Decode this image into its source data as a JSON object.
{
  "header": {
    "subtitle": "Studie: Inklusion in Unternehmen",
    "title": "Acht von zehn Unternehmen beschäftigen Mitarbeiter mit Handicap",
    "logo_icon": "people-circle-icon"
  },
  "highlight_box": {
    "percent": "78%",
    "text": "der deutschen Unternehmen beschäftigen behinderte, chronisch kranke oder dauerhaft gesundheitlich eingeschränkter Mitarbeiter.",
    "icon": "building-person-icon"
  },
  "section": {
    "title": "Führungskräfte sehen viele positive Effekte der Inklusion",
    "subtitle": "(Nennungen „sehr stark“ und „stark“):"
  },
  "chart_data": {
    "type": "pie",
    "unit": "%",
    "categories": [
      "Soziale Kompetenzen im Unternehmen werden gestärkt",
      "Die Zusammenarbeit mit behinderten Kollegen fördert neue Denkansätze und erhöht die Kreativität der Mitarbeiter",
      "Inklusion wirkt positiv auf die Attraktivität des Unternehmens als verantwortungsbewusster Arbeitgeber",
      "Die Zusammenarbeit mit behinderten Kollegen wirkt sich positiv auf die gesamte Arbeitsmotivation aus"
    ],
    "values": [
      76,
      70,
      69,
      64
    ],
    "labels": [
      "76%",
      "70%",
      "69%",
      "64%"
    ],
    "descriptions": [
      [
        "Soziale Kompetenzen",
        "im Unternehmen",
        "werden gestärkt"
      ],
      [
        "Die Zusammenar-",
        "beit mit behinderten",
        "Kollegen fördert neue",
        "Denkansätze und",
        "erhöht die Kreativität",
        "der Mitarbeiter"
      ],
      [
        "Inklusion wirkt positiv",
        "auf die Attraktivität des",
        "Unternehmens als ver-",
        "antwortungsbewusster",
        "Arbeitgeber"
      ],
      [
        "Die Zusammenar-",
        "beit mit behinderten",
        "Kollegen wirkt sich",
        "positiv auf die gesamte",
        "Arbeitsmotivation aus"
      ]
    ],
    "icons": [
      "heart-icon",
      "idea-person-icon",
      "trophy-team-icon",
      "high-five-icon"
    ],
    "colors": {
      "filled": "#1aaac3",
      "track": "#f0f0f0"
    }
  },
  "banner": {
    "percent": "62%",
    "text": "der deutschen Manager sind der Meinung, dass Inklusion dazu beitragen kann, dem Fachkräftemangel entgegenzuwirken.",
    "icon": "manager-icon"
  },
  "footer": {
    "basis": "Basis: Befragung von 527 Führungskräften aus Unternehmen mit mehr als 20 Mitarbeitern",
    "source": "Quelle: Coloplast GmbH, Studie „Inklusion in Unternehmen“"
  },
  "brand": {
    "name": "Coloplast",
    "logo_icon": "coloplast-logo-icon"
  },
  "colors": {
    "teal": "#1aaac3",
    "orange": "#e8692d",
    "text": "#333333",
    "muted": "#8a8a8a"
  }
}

[What you need to do] Scan the records above and report how many lines include the word "Unternehmens", without any other text.

[Output below] 2